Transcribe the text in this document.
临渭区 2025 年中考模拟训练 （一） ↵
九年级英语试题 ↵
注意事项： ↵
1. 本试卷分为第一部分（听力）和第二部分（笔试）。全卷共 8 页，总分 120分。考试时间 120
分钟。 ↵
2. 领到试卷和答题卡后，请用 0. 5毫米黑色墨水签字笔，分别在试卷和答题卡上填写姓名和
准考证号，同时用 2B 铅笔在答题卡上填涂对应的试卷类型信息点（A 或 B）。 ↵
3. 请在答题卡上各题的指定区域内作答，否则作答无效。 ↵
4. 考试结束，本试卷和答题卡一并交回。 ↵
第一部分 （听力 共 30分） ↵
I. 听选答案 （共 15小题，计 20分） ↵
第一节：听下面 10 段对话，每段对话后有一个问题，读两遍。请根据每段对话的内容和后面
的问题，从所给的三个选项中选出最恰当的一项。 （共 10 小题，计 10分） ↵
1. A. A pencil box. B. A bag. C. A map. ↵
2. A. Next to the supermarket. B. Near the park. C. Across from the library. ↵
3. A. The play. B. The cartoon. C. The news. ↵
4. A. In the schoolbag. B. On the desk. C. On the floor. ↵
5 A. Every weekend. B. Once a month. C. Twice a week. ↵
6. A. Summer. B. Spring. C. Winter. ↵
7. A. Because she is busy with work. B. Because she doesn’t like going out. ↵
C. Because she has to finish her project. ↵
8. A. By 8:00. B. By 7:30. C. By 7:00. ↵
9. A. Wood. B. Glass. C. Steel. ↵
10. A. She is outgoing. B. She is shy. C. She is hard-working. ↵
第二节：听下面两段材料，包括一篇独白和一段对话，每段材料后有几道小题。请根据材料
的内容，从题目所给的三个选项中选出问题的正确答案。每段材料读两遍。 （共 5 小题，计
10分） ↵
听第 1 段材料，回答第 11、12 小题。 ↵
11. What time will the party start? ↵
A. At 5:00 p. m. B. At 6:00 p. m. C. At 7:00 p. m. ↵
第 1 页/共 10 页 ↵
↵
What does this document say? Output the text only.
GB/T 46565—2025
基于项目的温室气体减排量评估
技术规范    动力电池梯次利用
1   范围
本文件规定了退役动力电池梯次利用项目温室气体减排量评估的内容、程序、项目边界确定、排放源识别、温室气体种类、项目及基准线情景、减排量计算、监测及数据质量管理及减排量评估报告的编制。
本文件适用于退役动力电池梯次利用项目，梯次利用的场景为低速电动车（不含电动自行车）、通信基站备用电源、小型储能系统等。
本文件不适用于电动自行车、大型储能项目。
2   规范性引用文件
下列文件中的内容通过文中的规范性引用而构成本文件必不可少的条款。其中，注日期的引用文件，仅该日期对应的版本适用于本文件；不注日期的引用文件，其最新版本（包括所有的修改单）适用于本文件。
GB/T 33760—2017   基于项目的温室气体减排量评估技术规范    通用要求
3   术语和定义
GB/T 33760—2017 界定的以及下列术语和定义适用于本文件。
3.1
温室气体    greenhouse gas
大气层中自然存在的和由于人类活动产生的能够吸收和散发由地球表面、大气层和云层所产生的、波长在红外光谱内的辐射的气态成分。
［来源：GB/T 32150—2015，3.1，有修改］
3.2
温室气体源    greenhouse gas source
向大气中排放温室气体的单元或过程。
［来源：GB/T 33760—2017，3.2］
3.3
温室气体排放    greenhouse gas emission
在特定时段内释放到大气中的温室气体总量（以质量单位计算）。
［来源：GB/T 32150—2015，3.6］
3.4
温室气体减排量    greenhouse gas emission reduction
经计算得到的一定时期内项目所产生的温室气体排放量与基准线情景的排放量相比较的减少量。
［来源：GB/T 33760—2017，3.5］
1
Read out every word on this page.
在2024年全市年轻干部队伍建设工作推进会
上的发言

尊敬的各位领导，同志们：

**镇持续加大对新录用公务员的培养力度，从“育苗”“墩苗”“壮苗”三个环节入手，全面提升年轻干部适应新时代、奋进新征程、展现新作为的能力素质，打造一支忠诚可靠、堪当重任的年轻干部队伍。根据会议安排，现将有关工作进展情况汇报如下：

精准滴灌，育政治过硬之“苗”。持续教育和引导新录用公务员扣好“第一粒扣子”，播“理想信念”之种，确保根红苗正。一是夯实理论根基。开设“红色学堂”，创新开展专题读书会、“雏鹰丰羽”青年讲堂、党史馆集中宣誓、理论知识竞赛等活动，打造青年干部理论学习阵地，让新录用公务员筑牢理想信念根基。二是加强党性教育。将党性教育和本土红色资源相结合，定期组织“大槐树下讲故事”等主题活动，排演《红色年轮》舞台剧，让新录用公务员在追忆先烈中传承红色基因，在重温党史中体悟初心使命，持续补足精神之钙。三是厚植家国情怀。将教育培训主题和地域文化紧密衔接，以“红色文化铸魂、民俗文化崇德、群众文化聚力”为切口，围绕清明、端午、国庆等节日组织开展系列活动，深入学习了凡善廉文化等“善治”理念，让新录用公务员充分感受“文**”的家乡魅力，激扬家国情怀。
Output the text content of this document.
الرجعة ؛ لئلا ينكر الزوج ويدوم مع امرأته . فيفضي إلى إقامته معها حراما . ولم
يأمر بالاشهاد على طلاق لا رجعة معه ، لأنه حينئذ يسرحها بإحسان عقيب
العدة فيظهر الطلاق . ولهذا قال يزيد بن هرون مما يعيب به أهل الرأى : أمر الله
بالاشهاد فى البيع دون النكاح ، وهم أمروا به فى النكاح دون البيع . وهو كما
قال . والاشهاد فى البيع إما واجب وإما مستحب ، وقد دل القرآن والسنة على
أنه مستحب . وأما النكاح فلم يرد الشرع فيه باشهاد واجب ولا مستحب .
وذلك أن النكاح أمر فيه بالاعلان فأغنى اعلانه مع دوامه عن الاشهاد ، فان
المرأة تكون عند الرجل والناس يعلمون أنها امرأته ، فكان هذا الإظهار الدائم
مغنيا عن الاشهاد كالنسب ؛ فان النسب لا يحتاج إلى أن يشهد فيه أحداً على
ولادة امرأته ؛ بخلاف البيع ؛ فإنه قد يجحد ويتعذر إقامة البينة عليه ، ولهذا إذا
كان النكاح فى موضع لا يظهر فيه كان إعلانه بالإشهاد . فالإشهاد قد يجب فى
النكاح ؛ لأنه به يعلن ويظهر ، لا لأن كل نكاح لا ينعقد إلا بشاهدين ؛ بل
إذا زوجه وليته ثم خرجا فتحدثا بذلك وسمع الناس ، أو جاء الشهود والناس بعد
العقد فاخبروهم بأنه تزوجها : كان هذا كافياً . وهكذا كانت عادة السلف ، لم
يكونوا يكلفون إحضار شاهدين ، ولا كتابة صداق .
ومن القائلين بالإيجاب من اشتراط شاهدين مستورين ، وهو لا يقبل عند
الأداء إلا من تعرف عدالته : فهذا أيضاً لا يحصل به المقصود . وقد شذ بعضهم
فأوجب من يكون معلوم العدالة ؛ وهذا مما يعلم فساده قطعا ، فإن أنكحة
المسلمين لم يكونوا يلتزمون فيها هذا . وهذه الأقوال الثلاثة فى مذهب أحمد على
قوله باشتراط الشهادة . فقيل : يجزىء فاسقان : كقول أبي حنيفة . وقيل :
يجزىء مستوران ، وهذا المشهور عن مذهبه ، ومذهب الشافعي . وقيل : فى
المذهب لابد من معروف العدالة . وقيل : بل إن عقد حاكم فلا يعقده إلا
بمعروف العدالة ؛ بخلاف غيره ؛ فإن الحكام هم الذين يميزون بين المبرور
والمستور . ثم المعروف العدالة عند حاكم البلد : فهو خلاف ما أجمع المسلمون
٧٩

*****

## REQUEST:
Copy all lines from the material that include "النكاح".

## WRITTEN REPLY:
بالاشهاد فى البيع دون النكاح ، وهم أمروا به فى النكاح دون البيع . وهو كما
أنه مستحب . وأما النكاح فلم يرد الشرع فيه باشهاد واجب ولا مستحب .
وذلك أن النكاح أمر فيه بالاعلان فأغنى اعلانه مع دوامه عن الاشهاد ، فان
كان النكاح فى موضع لا يظهر فيه كان إعلانه بالإشهاد . فالإشهاد قد يجب فى
النكاح ؛ لأنه به يعلن ويظهر ، لا لأن كل نكاح لا ينعقد إلا بشاهدين ؛ بل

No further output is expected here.